▸ Exercise material:
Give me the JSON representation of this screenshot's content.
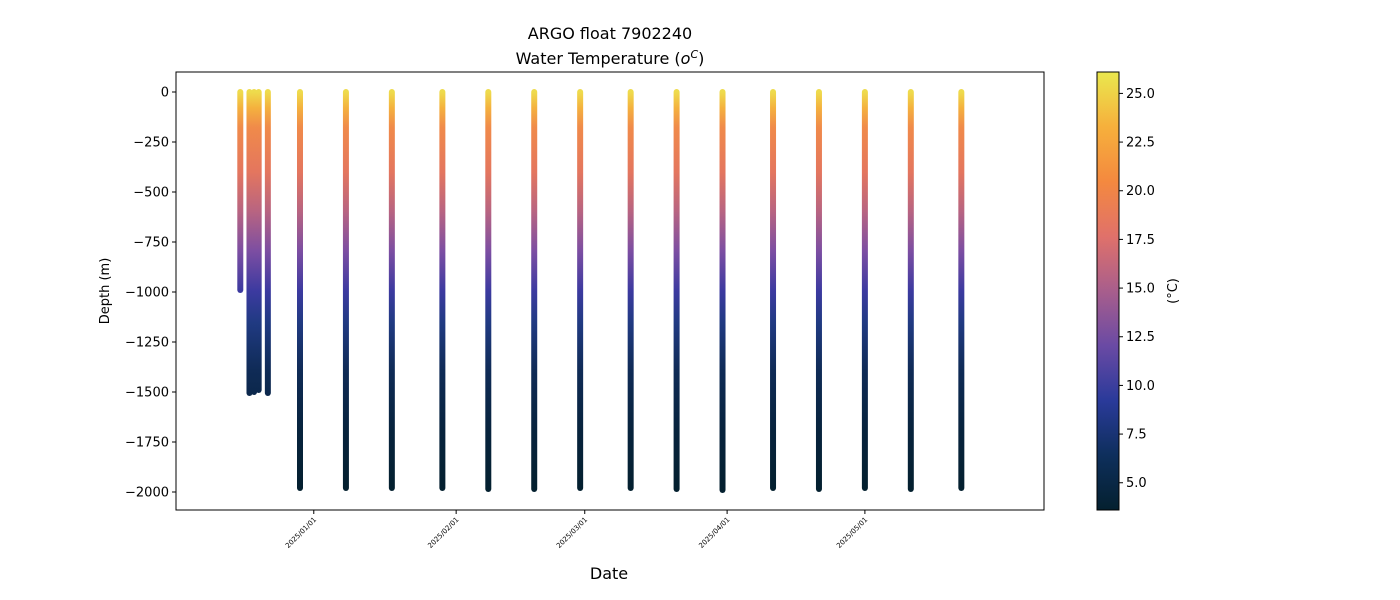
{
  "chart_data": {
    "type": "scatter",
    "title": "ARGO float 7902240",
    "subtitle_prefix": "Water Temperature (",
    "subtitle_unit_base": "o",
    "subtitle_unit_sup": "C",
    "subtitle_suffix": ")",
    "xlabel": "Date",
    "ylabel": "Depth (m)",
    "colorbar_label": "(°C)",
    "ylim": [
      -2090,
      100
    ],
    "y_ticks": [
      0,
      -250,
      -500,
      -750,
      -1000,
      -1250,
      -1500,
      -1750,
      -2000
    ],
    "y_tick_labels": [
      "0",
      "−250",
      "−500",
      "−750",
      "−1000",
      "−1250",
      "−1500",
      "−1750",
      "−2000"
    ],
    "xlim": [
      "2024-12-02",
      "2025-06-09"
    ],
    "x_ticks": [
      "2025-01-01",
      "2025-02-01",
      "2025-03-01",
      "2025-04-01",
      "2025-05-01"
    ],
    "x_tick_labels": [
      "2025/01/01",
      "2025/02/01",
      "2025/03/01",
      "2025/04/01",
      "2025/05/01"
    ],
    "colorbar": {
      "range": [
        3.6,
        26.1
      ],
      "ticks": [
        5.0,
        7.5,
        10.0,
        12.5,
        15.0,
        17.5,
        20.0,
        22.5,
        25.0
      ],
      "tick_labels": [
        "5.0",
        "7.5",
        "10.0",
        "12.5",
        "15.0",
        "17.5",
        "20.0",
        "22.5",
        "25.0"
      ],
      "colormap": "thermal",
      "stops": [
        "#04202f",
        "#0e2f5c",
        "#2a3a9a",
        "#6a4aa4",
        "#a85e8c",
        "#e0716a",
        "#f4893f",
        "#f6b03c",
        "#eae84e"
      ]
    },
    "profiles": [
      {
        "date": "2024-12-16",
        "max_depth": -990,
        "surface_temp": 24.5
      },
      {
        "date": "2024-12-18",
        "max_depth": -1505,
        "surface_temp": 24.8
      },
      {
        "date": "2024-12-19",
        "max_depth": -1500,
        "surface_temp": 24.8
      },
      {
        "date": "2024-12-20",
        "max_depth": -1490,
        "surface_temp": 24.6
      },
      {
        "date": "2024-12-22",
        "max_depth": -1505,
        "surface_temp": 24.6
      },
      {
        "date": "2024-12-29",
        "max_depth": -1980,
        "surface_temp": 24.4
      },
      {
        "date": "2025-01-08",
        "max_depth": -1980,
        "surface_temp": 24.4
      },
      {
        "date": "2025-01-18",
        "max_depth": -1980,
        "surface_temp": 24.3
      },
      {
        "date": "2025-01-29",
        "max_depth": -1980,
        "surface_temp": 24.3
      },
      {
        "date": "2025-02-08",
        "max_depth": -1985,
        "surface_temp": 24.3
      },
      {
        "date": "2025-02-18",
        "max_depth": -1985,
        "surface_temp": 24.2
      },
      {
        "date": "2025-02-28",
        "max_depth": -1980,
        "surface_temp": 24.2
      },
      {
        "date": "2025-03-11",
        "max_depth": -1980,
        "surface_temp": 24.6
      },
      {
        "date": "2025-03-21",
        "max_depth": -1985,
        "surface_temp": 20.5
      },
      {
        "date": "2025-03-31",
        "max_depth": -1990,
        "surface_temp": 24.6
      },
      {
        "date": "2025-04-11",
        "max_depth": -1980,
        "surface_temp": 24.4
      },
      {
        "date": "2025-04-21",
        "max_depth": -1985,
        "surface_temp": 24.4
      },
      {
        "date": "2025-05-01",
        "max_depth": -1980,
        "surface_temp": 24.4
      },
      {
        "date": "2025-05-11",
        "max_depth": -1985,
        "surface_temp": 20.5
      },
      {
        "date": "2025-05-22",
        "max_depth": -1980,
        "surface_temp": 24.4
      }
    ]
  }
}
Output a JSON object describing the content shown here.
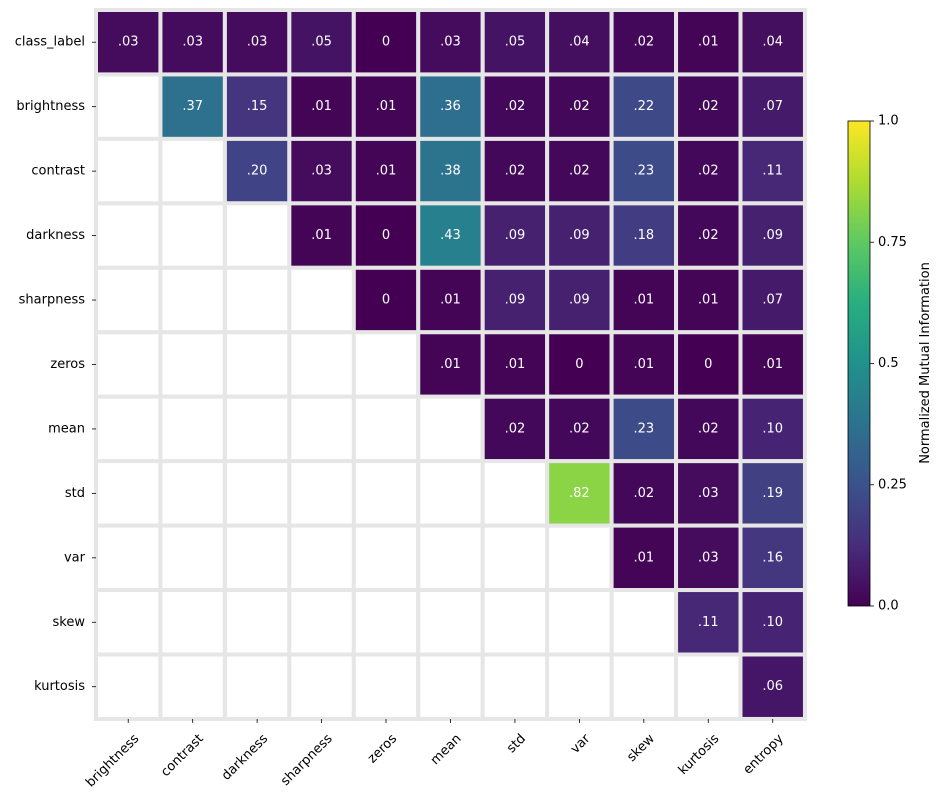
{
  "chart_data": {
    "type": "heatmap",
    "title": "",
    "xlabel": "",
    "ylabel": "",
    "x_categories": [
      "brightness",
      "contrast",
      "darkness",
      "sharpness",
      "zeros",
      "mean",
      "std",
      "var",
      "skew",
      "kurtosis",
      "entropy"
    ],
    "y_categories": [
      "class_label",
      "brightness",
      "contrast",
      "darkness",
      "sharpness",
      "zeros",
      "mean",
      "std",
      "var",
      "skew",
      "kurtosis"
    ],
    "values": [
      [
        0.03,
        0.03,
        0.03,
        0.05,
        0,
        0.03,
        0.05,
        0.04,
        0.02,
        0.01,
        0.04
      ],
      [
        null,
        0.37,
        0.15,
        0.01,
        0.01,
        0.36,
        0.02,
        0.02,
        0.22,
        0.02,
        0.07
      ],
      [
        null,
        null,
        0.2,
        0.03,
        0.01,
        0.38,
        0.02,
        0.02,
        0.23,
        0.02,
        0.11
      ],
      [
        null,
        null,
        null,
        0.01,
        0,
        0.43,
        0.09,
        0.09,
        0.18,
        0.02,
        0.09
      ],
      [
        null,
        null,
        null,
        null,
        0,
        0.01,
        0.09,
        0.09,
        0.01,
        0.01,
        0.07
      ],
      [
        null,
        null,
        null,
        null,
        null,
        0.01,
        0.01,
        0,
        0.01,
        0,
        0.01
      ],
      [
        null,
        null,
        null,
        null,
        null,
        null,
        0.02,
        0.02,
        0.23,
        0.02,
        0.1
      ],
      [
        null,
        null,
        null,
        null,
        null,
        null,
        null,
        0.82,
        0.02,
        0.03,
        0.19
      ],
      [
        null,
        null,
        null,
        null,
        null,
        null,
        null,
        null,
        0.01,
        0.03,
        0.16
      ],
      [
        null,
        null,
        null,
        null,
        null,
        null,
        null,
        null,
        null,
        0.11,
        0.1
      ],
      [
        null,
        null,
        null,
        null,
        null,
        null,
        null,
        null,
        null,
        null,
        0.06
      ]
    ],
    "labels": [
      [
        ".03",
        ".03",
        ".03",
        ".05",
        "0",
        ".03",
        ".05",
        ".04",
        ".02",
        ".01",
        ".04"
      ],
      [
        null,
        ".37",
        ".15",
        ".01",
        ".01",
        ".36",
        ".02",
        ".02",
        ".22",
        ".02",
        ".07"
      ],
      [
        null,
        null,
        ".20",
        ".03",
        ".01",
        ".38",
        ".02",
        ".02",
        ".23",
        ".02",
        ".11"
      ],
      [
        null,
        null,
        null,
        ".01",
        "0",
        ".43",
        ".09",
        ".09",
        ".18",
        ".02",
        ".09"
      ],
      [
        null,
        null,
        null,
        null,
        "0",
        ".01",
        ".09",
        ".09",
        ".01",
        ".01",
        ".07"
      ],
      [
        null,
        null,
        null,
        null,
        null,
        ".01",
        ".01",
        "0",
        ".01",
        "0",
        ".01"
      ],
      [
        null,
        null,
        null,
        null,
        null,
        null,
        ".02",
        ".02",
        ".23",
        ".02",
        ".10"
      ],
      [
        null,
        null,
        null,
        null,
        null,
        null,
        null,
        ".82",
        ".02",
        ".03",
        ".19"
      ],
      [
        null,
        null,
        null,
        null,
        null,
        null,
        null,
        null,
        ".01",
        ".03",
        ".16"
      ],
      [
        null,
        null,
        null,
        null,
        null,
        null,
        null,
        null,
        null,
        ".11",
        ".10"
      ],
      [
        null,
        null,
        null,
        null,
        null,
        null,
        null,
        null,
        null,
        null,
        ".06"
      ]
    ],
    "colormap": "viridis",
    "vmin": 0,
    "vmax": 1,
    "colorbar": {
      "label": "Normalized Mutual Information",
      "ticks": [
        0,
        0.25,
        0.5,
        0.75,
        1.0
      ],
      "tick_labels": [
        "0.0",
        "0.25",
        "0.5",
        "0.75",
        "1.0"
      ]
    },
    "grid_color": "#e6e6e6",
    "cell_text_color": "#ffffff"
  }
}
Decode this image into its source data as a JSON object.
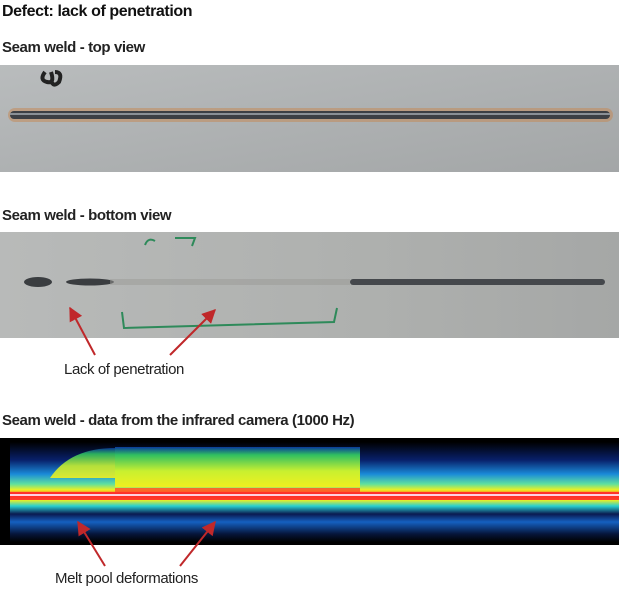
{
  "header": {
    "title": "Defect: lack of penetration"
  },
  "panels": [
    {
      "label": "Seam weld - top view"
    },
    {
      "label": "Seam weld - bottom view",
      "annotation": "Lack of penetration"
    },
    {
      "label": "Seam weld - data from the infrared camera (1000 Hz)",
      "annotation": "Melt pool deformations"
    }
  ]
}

▸ Your task:
Copy, from the material above, each line in which the string "JSON" occurs.

▸ Solution to the exercise:
Give me the JSON representation of this screenshot's content.
Output a JSON object describing the content shown here.
Decode this image into its source data as a JSON object.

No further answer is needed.